■ DIRECTIVE
Look through the data and write out every line with the word "this" in it.

■ PROVIDED INFORMATION
[Start]
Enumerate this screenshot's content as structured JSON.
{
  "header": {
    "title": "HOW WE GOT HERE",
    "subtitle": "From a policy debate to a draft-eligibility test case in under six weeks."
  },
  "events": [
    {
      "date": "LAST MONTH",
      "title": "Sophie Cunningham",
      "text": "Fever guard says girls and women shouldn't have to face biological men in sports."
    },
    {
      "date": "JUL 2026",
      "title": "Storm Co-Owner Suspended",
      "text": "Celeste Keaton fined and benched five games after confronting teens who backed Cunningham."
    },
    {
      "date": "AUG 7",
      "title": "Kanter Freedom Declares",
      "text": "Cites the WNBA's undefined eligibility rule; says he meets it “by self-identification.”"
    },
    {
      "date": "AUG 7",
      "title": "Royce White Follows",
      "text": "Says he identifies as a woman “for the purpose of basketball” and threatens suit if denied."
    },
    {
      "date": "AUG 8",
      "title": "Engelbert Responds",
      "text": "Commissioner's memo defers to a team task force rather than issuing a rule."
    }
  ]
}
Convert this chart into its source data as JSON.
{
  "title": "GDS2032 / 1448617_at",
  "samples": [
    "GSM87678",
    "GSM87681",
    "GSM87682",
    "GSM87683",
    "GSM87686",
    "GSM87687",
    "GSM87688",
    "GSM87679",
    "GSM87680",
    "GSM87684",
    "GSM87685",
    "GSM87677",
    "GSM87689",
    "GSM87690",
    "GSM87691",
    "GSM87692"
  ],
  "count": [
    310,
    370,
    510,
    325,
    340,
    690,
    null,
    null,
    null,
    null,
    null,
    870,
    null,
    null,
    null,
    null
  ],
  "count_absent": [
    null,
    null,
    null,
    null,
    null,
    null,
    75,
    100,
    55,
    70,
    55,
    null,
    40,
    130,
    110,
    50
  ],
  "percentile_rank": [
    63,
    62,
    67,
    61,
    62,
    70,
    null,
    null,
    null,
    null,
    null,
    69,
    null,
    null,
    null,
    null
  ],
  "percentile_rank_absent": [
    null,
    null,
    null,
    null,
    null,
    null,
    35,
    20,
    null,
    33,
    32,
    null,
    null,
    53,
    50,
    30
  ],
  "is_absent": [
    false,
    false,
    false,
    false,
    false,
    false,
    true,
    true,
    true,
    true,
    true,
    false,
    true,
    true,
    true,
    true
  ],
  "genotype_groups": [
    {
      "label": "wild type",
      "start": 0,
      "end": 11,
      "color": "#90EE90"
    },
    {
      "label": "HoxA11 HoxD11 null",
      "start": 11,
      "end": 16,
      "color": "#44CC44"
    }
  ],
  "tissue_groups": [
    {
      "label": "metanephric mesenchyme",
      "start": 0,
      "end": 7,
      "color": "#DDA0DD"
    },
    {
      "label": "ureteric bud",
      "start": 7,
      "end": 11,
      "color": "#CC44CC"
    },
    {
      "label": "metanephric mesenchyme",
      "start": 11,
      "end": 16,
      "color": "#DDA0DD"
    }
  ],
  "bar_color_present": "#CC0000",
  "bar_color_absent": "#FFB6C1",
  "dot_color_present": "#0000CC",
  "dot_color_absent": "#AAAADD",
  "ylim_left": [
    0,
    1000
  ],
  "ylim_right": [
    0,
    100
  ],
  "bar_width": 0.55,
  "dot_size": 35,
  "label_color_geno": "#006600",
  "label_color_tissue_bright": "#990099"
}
[End]
■ PROBLEM SOLUTION
Enumerate this screenshot's content as structured JSON.
Convert this chart into its source data as JSON.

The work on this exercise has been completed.